▸ TASK OBJECTIVE: Print all of the data exactly as written.

[Saved entries]
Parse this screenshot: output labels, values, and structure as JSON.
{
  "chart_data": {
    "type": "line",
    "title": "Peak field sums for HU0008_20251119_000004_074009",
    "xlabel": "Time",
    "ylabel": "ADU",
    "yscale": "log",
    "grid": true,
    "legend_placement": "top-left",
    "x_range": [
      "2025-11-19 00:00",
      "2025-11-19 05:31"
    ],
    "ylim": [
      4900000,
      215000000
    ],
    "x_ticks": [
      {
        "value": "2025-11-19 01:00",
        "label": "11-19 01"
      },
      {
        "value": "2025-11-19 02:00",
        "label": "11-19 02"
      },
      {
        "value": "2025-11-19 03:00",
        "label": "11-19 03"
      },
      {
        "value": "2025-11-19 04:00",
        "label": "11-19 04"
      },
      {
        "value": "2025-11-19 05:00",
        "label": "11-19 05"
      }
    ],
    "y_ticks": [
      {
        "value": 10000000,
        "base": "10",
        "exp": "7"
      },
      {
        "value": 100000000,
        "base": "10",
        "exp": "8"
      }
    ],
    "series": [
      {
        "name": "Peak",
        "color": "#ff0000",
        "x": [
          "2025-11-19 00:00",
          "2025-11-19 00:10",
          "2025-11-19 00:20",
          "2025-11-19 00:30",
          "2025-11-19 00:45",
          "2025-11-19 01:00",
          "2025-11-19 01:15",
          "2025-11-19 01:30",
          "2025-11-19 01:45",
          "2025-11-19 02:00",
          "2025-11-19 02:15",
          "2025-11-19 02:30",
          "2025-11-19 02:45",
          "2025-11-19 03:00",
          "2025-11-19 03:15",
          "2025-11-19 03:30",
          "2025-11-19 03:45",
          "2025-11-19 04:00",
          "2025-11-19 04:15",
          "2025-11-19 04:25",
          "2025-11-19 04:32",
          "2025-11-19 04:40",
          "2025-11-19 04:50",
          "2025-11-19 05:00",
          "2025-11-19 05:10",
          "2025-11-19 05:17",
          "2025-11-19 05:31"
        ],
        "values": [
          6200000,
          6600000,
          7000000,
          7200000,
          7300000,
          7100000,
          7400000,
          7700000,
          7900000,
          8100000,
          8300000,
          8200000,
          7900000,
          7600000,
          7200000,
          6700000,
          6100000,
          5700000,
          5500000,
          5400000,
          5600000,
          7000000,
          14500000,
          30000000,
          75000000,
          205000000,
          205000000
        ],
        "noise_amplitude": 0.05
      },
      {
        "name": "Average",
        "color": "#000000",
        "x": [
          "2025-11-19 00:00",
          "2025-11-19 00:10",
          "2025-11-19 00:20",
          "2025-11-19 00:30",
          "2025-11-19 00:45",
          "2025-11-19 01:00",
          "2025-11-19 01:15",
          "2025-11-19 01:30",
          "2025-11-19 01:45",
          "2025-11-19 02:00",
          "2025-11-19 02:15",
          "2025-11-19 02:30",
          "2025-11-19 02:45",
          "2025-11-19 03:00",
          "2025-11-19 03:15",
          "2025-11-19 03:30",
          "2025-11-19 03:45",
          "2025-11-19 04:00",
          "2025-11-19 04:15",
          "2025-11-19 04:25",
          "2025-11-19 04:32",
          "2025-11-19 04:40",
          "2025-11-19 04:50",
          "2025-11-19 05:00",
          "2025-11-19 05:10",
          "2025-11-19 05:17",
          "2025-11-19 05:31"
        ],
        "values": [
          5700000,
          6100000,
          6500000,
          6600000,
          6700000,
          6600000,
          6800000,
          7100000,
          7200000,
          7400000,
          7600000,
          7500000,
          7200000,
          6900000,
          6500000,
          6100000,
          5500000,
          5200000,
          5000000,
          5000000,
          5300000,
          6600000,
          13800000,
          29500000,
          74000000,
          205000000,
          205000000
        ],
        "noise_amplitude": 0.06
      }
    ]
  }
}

▸ FULL RESPONSE:
Parse this screenshot: output labels, values, and structure as JSON.
{
  "chart_data": {
    "type": "line",
    "title": "Peak field sums for HU0008_20251119_000004_074009",
    "xlabel": "Time",
    "ylabel": "ADU",
    "yscale": "log",
    "grid": true,
    "legend_placement": "top-left",
    "x_range": [
      "2025-11-19 00:00",
      "2025-11-19 05:31"
    ],
    "ylim": [
      4900000,
      215000000
    ],
    "x_ticks": [
      {
        "value": "2025-11-19 01:00",
        "label": "11-19 01"
      },
      {
        "value": "2025-11-19 02:00",
        "label": "11-19 02"
      },
      {
        "value": "2025-11-19 03:00",
        "label": "11-19 03"
      },
      {
        "value": "2025-11-19 04:00",
        "label": "11-19 04"
      },
      {
        "value": "2025-11-19 05:00",
        "label": "11-19 05"
      }
    ],
    "y_ticks": [
      {
        "value": 10000000,
        "base": "10",
        "exp": "7"
      },
      {
        "value": 100000000,
        "base": "10",
        "exp": "8"
      }
    ],
    "series": [
      {
        "name": "Peak",
        "color": "#ff0000",
        "x": [
          "2025-11-19 00:00",
          "2025-11-19 00:10",
          "2025-11-19 00:20",
          "2025-11-19 00:30",
          "2025-11-19 00:45",
          "2025-11-19 01:00",
          "2025-11-19 01:15",
          "2025-11-19 01:30",
          "2025-11-19 01:45",
          "2025-11-19 02:00",
          "2025-11-19 02:15",
          "2025-11-19 02:30",
          "2025-11-19 02:45",
          "2025-11-19 03:00",
          "2025-11-19 03:15",
          "2025-11-19 03:30",
          "2025-11-19 03:45",
          "2025-11-19 04:00",
          "2025-11-19 04:15",
          "2025-11-19 04:25",
          "2025-11-19 04:32",
          "2025-11-19 04:40",
          "2025-11-19 04:50",
          "2025-11-19 05:00",
          "2025-11-19 05:10",
          "2025-11-19 05:17",
          "2025-11-19 05:31"
        ],
        "values": [
          6200000,
          6600000,
          7000000,
          7200000,
          7300000,
          7100000,
          7400000,
          7700000,
          7900000,
          8100000,
          8300000,
          8200000,
          7900000,
          7600000,
          7200000,
          6700000,
          6100000,
          5700000,
          5500000,
          5400000,
          5600000,
          7000000,
          14500000,
          30000000,
          75000000,
          205000000,
          205000000
        ],
        "noise_amplitude": 0.05
      },
      {
        "name": "Average",
        "color": "#000000",
        "x": [
          "2025-11-19 00:00",
          "2025-11-19 00:10",
          "2025-11-19 00:20",
          "2025-11-19 00:30",
          "2025-11-19 00:45",
          "2025-11-19 01:00",
          "2025-11-19 01:15",
          "2025-11-19 01:30",
          "2025-11-19 01:45",
          "2025-11-19 02:00",
          "2025-11-19 02:15",
          "2025-11-19 02:30",
          "2025-11-19 02:45",
          "2025-11-19 03:00",
          "2025-11-19 03:15",
          "2025-11-19 03:30",
          "2025-11-19 03:45",
          "2025-11-19 04:00",
          "2025-11-19 04:15",
          "2025-11-19 04:25",
          "2025-11-19 04:32",
          "2025-11-19 04:40",
          "2025-11-19 04:50",
          "2025-11-19 05:00",
          "2025-11-19 05:10",
          "2025-11-19 05:17",
          "2025-11-19 05:31"
        ],
        "values": [
          5700000,
          6100000,
          6500000,
          6600000,
          6700000,
          6600000,
          6800000,
          7100000,
          7200000,
          7400000,
          7600000,
          7500000,
          7200000,
          6900000,
          6500000,
          6100000,
          5500000,
          5200000,
          5000000,
          5000000,
          5300000,
          6600000,
          13800000,
          29500000,
          74000000,
          205000000,
          205000000
        ],
        "noise_amplitude": 0.06
      }
    ]
  }
}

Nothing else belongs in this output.